### The request:
Can you reproduce the data beneath, keeping every line exact?

### Dataset rows about figures:
⁂
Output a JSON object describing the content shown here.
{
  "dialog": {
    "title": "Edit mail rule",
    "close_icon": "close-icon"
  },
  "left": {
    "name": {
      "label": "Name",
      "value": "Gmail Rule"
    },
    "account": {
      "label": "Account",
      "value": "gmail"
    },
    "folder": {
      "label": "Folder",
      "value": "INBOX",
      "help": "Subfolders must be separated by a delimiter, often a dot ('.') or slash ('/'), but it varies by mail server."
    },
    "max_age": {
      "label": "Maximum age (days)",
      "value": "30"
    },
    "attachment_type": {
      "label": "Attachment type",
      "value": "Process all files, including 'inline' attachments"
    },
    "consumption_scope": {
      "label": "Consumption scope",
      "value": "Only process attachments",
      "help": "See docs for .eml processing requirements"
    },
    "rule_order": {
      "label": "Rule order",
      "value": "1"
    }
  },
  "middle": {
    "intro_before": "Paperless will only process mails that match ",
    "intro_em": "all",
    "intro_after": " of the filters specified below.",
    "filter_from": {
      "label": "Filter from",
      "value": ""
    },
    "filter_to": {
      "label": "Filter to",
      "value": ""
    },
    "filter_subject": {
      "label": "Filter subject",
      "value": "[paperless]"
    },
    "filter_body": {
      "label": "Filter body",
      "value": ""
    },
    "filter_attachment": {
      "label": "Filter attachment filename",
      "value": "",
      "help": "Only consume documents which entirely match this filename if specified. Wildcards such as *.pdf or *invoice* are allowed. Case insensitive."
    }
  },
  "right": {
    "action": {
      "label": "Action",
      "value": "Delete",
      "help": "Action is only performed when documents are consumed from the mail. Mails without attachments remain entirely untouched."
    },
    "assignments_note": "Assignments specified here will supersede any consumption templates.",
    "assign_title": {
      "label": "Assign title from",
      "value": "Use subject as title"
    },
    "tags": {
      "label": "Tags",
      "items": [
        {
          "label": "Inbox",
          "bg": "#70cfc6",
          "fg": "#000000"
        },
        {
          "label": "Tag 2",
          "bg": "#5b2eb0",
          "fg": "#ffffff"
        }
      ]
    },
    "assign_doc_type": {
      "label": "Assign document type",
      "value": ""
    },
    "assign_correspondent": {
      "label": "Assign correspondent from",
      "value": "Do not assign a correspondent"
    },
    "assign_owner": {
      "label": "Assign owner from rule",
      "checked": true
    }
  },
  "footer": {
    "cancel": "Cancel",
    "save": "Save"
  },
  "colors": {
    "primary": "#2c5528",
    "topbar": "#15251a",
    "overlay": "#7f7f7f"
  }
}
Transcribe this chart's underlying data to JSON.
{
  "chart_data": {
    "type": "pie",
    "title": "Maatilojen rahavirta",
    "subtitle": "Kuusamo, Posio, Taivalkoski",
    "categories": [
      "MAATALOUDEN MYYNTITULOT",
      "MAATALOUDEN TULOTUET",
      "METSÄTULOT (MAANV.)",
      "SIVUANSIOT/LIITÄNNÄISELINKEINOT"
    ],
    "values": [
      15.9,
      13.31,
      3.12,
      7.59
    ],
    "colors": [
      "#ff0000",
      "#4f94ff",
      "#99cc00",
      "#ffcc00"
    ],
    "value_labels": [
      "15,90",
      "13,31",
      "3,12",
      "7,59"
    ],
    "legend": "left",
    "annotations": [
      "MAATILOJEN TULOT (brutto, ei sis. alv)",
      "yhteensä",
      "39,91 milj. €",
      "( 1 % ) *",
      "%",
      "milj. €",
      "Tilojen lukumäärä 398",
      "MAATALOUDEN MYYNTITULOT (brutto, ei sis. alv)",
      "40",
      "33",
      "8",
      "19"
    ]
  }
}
⁂
### Exercise result:
Output a JSON object describing the content shown here.
{
  "dialog": {
    "title": "Edit mail rule",
    "close_icon": "close-icon"
  },
  "left": {
    "name": {
      "label": "Name",
      "value": "Gmail Rule"
    },
    "account": {
      "label": "Account",
      "value": "gmail"
    },
    "folder": {
      "label": "Folder",
      "value": "INBOX",
      "help": "Subfolders must be separated by a delimiter, often a dot ('.') or slash ('/'), but it varies by mail server."
    },
    "max_age": {
      "label": "Maximum age (days)",
      "value": "30"
    },
    "attachment_type": {
      "label": "Attachment type",
      "value": "Process all files, including 'inline' attachments"
    },
    "consumption_scope": {
      "label": "Consumption scope",
      "value": "Only process attachments",
      "help": "See docs for .eml processing requirements"
    },
    "rule_order": {
      "label": "Rule order",
      "value": "1"
    }
  },
  "middle": {
    "intro_before": "Paperless will only process mails that match ",
    "intro_em": "all",
    "intro_after": " of the filters specified below.",
    "filter_from": {
      "label": "Filter from",
      "value": ""
    },
    "filter_to": {
      "label": "Filter to",
      "value": ""
    },
    "filter_subject": {
      "label": "Filter subject",
      "value": "[paperless]"
    },
    "filter_body": {
      "label": "Filter body",
      "value": ""
    },
    "filter_attachment": {
      "label": "Filter attachment filename",
      "value": "",
      "help": "Only consume documents which entirely match this filename if specified. Wildcards such as *.pdf or *invoice* are allowed. Case insensitive."
    }
  },
  "right": {
    "action": {
      "label": "Action",
      "value": "Delete",
      "help": "Action is only performed when documents are consumed from the mail. Mails without attachments remain entirely untouched."
    },
    "assignments_note": "Assignments specified here will supersede any consumption templates.",
    "assign_title": {
      "label": "Assign title from",
      "value": "Use subject as title"
    },
    "tags": {
      "label": "Tags",
      "items": [
        {
          "label": "Inbox",
          "bg": "#70cfc6",
          "fg": "#000000"
        },
        {
          "label": "Tag 2",
          "bg": "#5b2eb0",
          "fg": "#ffffff"
        }
      ]
    },
    "assign_doc_type": {
      "label": "Assign document type",
      "value": ""
    },
    "assign_correspondent": {
      "label": "Assign correspondent from",
      "value": "Do not assign a correspondent"
    },
    "assign_owner": {
      "label": "Assign owner from rule",
      "checked": true
    }
  },
  "footer": {
    "cancel": "Cancel",
    "save": "Save"
  },
  "colors": {
    "primary": "#2c5528",
    "topbar": "#15251a",
    "overlay": "#7f7f7f"
  }
}
Transcribe this chart's underlying data to JSON.
{
  "chart_data": {
    "type": "pie",
    "title": "Maatilojen rahavirta",
    "subtitle": "Kuusamo, Posio, Taivalkoski",
    "categories": [
      "MAATALOUDEN MYYNTITULOT",
      "MAATALOUDEN TULOTUET",
      "METSÄTULOT (MAANV.)",
      "SIVUANSIOT/LIITÄNNÄISELINKEINOT"
    ],
    "values": [
      15.9,
      13.31,
      3.12,
      7.59
    ],
    "colors": [
      "#ff0000",
      "#4f94ff",
      "#99cc00",
      "#ffcc00"
    ],
    "value_labels": [
      "15,90",
      "13,31",
      "3,12",
      "7,59"
    ],
    "legend": "left",
    "annotations": [
      "MAATILOJEN TULOT (brutto, ei sis. alv)",
      "yhteensä",
      "39,91 milj. €",
      "( 1 % ) *",
      "%",
      "milj. €",
      "Tilojen lukumäärä 398",
      "MAATALOUDEN MYYNTITULOT (brutto, ei sis. alv)",
      "40",
      "33",
      "8",
      "19"
    ]
  }
}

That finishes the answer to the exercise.